● **Entries from a dataset**
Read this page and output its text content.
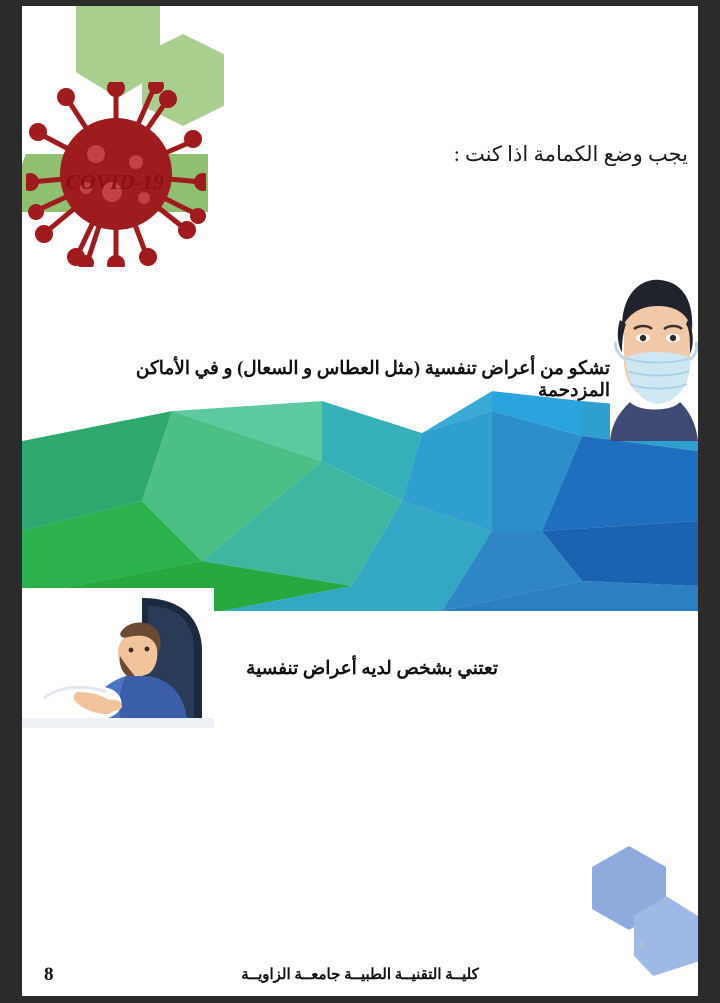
COVID-19
يجب وضع الكمامة اذا كنت :
تشكو من أعراض تنفسية (مثل العطاس و السعال) و في الأماكن المزدحمة
تعتني بشخص لديه أعراض تنفسية
8
كليــة التقنيــة الطبيــة جامعــة الزاويــة
8
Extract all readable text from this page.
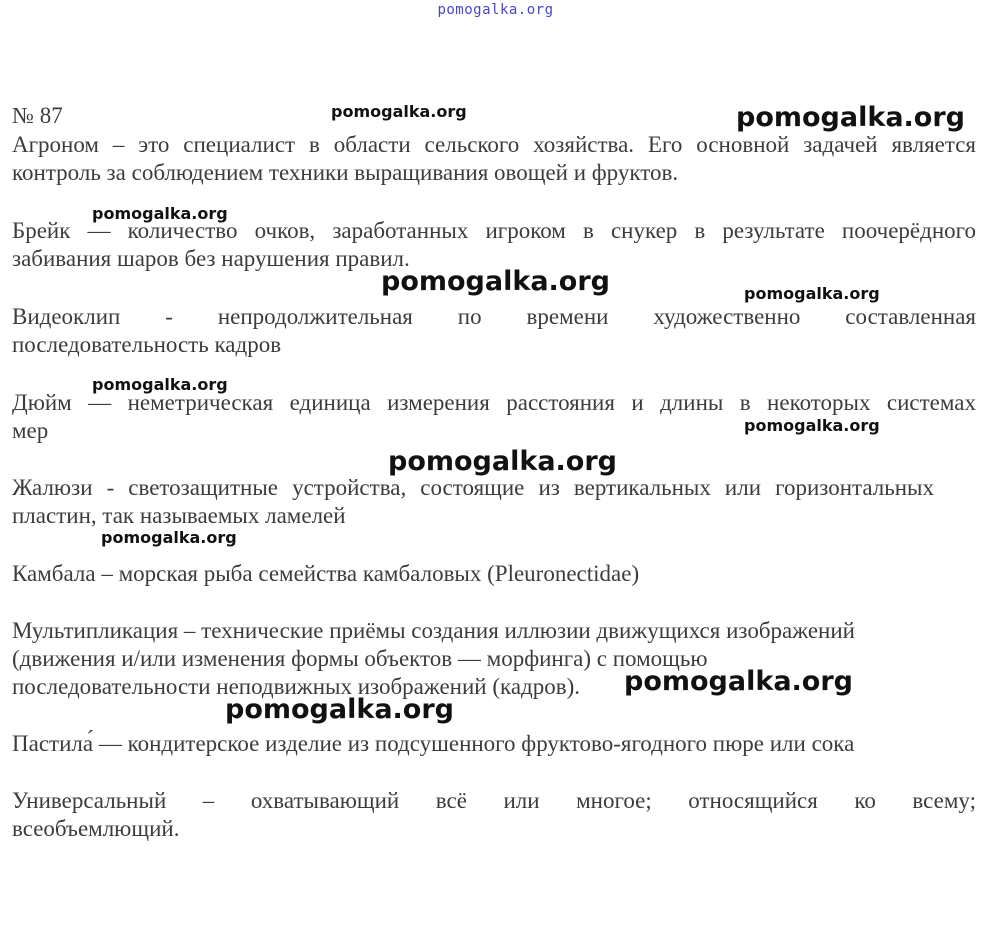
pomogalka.org
№ 87
Агроном – это специалист в области сельского хозяйства. Его основной задачей является
контроль за соблюдением техники выращивания овощей и фруктов.
Брейк — количество очков, заработанных игроком в снукер в результате поочерёдного
забивания шаров без нарушения правил.
Видеоклип - непродолжительная по времени художественно составленная
последовательность кадров
Дюйм — неметрическая единица измерения расстояния и длины в некоторых системах
мер
Жалюзи - светозащитные устройства, состоящие из вертикальных или горизонтальных
пластин, так называемых ламелей
Камбала – морская рыба семейства камбаловых (Pleuronectidae)
Мультипликация – технические приёмы создания иллюзии движущихся изображений
(движения и/или изменения формы объектов — морфинга) с помощью
последовательности неподвижных изображений (кадров).
Пастила́ — кондитерское изделие из подсушенного фруктово-ягодного пюре или сока
Универсальный – охватывающий всё или многое; относящийся ко всему;
всеобъемлющий.
pomogalka.org	pomogalka.org
pomogalka.org
pomogalka.org	pomogalka.org
pomogalka.org
pomogalka.org
pomogalka.org
pomogalka.org
pomogalka.org
pomogalka.org
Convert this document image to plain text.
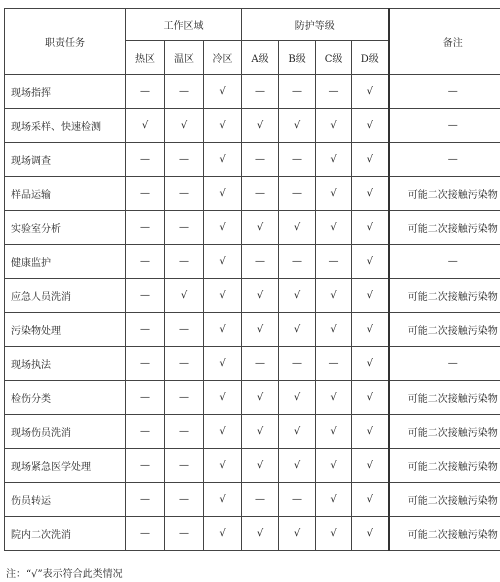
职责任务	工作区域			防护等级				备注
	热区	温区	冷区	A级	B级	C级	D级	
现场指挥	—	—	√	—	—	—	√	—
现场采样、快速检测	√	√	√	√	√	√	√	—
现场调查	—	—	√	—	—	√	√	—
样品运输	—	—	√	—	—	√	√	可能二次接触污染物
实验室分析	—	—	√	√	√	√	√	可能二次接触污染物
健康监护	—	—	√	—	—	—	√	—
应急人员洗消	—	√	√	√	√	√	√	可能二次接触污染物
污染物处理	—	—	√	√	√	√	√	可能二次接触污染物
现场执法	—	—	√	—	—	—	√	—
检伤分类	—	—	√	√	√	√	√	可能二次接触污染物
现场伤员洗消	—	—	√	√	√	√	√	可能二次接触污染物
现场紧急医学处理	—	—	√	√	√	√	√	可能二次接触污染物
伤员转运	—	—	√	—	—	√	√	可能二次接触污染物
院内二次洗消	—	—	√	√	√	√	√	可能二次接触污染物
注：“√”表示符合此类情况
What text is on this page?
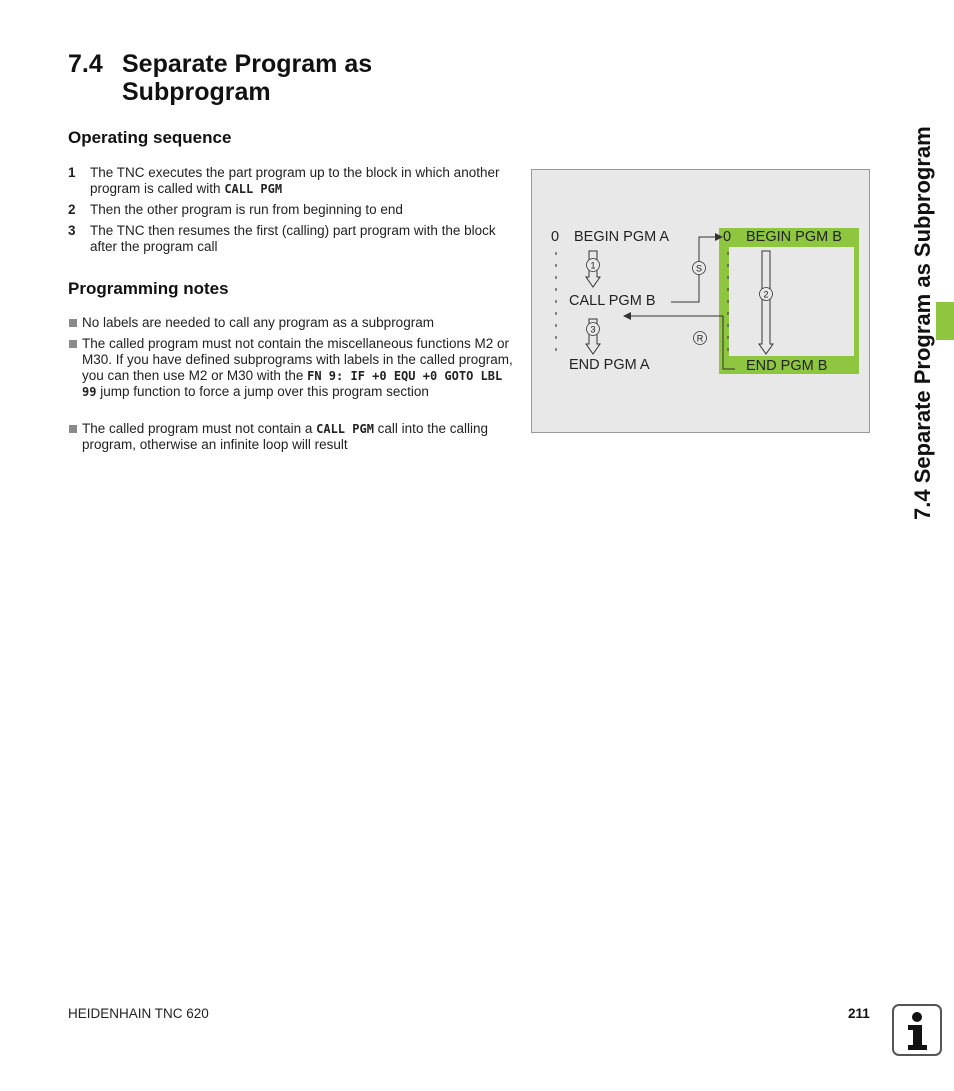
7.4 Separate Program as Subprogram
Operating sequence
1	The TNC executes the part program up to the block in which another program is called with CALL PGM
2	Then the other program is run from beginning to end
3	The TNC then resumes the first (calling) part program with the block after the program call
Programming notes
No labels are needed to call any program as a subprogram
The called program must not contain the miscellaneous functions M2 or M30. If you have defined subprograms with labels in the called program, you can then use M2 or M30 with the FN 9: IF +0 EQU +0 GOTO LBL 99 jump function to force a jump over this program section
The called program must not contain a CALL PGM call into the calling program, otherwise an infinite loop will result
1
3
2
S
R
0 BEGIN PGM A
CALL PGM B
END PGM A
0 BEGIN PGM B
END PGM B	7.4 Separate Program as Subprogram
HEIDENHAIN TNC 620	211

● **Short task**
Omit the pictures and retype exactly the lines from the one with "What text is on this page?" through the final line, both ends included.

● **Result of this task**
What text is on this page?
7.4 Separate Program as Subprogram
Operating sequence
1	The TNC executes the part program up to the block in which another program is called with CALL PGM
2	Then the other program is run from beginning to end
3	The TNC then resumes the first (calling) part program with the block after the program call
Programming notes
No labels are needed to call any program as a subprogram
The called program must not contain the miscellaneous functions M2 or M30. If you have defined subprograms with labels in the called program, you can then use M2 or M30 with the FN 9: IF +0 EQU +0 GOTO LBL 99 jump function to force a jump over this program section
The called program must not contain a CALL PGM call into the calling program, otherwise an infinite loop will result
1
3
2
S
R
0 BEGIN PGM A
CALL PGM B
END PGM A
0 BEGIN PGM B
END PGM B	7.4 Separate Program as Subprogram
HEIDENHAIN TNC 620	211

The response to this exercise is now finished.